* start Excerpted data *

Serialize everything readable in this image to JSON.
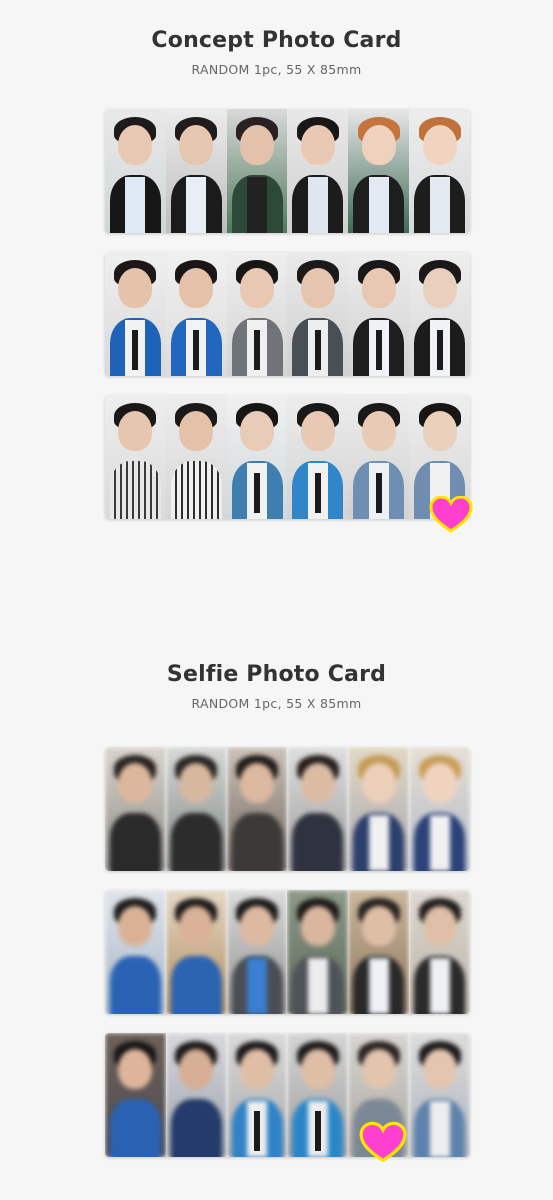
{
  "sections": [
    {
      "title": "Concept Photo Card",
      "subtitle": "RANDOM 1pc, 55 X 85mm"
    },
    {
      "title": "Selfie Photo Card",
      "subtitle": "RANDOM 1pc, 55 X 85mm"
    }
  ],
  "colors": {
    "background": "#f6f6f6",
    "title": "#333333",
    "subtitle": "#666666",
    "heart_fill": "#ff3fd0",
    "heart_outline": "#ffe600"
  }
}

* end Excerpted data *
* start Excerpted data *

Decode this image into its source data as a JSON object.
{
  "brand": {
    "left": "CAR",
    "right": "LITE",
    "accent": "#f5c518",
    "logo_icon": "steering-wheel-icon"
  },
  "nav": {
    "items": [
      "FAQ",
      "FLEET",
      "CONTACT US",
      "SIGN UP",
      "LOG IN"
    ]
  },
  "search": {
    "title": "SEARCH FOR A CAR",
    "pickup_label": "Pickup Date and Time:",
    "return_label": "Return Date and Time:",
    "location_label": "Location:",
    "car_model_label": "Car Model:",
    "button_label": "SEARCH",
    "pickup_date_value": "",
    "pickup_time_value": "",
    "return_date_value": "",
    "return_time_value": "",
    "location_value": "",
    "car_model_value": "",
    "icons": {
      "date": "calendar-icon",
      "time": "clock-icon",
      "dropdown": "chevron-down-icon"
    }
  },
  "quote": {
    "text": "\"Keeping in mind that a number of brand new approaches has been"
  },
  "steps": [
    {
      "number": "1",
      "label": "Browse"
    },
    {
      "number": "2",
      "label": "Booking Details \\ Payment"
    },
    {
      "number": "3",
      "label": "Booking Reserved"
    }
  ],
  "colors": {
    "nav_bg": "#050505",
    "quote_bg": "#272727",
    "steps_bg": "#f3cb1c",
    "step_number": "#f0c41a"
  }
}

* end Excerpted data *

Required work: Above are the records. Identify each line that contains the word "image".

Solution to this task:
Serialize everything readable in this image to JSON.
Decode this image into its source data as a JSON object.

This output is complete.